* Exercise brief
Scan the listing below. Report each line that includes "Price".

Start Exercise materials

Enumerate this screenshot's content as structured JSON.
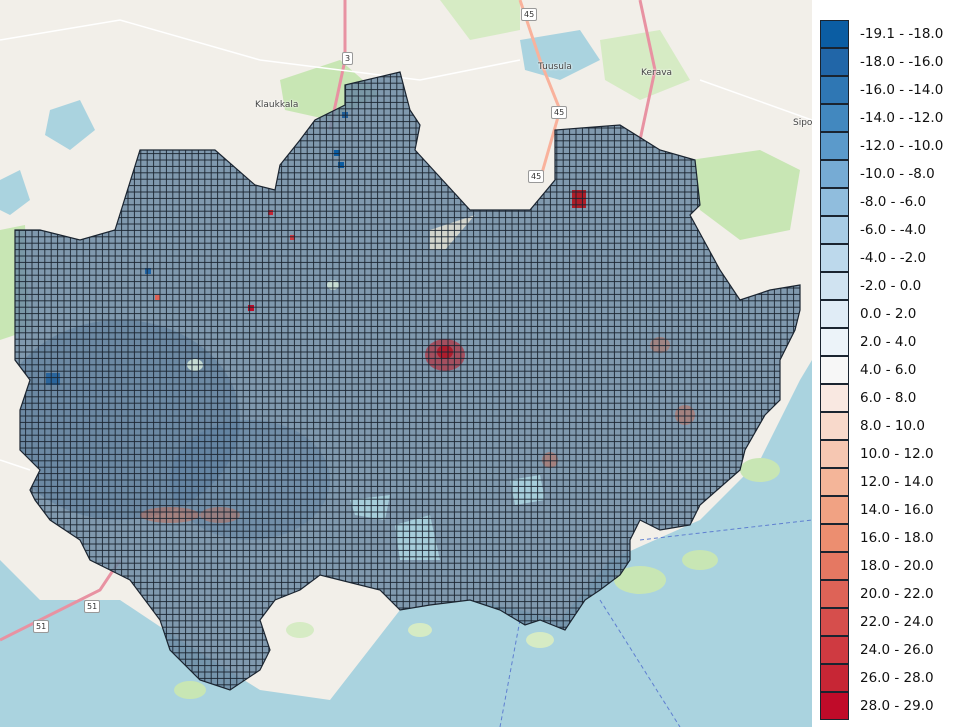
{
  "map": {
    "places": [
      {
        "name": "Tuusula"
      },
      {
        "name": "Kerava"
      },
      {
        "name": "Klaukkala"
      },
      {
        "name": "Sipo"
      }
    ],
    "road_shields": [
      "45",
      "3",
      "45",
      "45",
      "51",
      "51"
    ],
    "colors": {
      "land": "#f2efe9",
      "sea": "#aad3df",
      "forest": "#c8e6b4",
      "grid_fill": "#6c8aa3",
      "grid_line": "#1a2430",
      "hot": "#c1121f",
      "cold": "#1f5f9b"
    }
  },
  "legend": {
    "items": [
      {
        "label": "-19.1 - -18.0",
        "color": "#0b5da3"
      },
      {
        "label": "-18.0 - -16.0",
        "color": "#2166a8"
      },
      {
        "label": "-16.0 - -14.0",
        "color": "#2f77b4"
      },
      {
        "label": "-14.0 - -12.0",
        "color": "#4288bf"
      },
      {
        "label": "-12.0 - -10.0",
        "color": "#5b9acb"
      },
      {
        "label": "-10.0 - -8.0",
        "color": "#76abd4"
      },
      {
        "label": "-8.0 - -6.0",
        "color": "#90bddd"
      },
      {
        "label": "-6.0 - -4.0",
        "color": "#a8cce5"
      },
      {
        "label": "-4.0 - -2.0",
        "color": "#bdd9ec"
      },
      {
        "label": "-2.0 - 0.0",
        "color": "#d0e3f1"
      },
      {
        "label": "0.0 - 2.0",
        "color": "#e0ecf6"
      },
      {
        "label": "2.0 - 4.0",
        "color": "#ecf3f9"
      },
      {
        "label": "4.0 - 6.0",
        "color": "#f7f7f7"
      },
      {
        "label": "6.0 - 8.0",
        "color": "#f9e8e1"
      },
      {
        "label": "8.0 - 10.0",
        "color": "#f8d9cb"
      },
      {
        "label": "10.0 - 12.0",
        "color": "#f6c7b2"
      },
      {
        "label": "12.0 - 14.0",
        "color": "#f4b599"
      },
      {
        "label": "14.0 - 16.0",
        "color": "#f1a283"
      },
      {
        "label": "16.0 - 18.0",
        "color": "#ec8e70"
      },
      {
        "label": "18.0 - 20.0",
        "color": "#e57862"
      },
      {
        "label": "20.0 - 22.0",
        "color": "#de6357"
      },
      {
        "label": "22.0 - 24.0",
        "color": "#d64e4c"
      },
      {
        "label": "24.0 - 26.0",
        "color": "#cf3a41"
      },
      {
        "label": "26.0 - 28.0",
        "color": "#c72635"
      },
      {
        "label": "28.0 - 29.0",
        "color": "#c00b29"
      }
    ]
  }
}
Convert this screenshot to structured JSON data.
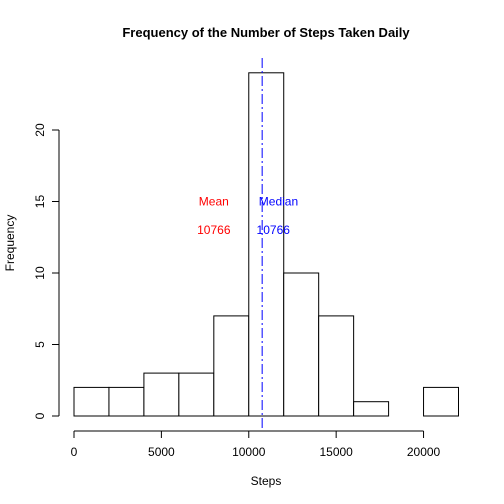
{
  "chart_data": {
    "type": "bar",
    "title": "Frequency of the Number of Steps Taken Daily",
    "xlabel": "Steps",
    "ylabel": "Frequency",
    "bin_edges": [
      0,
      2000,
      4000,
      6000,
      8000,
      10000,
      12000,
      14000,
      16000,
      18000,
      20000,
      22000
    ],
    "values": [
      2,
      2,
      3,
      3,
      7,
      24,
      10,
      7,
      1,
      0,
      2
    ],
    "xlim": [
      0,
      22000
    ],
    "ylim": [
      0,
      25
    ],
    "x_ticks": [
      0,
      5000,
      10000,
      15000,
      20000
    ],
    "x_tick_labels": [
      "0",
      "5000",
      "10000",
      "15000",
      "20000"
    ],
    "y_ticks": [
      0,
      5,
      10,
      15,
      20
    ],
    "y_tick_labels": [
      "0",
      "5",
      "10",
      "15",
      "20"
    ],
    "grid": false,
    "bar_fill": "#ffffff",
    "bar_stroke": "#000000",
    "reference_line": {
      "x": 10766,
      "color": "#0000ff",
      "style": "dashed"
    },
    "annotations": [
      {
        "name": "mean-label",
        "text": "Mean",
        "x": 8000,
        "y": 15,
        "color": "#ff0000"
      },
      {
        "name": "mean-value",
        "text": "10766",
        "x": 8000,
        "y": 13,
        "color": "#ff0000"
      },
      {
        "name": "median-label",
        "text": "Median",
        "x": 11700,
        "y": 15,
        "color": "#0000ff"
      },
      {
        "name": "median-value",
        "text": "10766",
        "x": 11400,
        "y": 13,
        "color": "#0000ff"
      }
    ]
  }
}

End Exercise materials
Start Exercise materials

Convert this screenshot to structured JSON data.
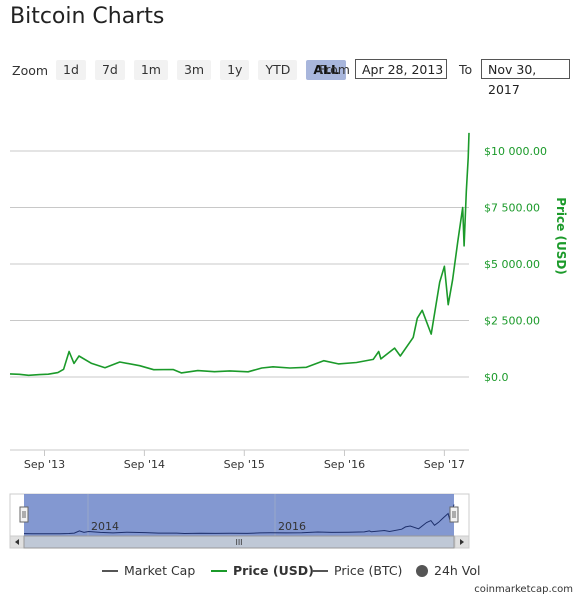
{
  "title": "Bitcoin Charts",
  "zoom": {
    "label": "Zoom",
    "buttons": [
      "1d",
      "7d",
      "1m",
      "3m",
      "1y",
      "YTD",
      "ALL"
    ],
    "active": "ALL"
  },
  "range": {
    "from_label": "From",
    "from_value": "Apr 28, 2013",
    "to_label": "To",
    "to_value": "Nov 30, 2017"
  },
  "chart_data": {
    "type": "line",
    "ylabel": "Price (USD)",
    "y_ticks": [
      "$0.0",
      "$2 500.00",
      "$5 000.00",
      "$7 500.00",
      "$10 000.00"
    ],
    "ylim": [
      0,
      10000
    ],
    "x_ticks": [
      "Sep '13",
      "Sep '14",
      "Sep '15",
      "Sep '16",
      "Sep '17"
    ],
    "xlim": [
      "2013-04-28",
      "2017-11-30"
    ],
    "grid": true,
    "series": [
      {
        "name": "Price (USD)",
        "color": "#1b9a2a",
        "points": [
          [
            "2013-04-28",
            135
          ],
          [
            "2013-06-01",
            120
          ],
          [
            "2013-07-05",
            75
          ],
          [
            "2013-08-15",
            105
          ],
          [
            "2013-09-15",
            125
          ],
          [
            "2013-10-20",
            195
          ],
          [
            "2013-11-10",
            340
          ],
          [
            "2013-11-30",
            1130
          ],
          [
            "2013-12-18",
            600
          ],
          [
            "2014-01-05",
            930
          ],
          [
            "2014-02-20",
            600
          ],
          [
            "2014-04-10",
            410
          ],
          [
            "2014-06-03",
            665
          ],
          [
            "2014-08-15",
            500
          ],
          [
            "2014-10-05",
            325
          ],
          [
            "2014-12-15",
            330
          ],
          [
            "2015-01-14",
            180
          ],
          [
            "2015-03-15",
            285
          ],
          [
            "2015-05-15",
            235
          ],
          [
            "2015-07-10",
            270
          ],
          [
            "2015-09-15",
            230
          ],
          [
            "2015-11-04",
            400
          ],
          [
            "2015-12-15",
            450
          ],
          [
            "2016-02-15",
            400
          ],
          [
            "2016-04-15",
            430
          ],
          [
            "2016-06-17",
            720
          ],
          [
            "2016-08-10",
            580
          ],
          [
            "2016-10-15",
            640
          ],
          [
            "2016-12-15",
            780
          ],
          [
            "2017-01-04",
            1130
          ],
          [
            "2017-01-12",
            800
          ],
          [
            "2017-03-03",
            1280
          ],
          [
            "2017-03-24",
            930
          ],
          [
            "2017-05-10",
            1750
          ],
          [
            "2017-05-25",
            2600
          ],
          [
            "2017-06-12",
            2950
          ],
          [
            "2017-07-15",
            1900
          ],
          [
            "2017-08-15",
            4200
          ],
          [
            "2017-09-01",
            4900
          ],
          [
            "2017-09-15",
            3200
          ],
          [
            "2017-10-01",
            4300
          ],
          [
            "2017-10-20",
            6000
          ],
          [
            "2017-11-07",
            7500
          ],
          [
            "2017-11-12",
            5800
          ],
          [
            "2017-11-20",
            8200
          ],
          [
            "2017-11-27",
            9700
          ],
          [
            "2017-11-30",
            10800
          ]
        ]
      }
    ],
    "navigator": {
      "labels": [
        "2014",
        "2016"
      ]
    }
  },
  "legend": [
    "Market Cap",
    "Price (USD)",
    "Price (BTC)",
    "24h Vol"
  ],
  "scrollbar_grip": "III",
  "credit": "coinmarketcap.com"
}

End Exercise materials

* Result of the exercise
    "ylabel": "Price (USD)",
        "name": "Price (USD)",
    "Price (USD)",
    "Price (BTC)",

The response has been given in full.